• _What you will do_
Copy out each line of the listing that has the word "image" in it.

• _Records for this task_
.....

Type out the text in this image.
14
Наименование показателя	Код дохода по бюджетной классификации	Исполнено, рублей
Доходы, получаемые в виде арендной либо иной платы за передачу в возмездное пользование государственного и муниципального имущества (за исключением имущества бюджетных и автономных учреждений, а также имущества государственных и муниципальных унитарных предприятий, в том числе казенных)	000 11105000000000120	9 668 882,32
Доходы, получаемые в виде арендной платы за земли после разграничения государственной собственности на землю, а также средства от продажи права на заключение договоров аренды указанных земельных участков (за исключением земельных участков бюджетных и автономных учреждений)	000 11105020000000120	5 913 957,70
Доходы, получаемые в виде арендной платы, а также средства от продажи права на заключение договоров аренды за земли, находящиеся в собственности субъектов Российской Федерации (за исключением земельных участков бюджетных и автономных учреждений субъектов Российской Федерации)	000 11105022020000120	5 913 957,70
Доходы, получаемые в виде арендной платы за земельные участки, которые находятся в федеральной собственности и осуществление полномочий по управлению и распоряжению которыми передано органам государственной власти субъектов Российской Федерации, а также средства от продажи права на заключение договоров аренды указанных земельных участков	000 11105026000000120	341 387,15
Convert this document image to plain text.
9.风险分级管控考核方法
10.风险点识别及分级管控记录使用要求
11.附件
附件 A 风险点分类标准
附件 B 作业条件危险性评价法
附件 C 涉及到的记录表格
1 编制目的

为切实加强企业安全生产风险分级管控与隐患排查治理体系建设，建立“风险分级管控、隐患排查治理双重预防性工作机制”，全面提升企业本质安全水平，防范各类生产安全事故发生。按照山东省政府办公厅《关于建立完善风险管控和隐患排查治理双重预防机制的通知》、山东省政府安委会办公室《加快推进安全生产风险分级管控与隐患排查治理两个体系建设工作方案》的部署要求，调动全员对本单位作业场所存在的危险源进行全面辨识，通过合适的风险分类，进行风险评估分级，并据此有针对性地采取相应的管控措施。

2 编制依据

.....

• _Problem solution_
Type out the text in this image.
Convert this document image to plain text.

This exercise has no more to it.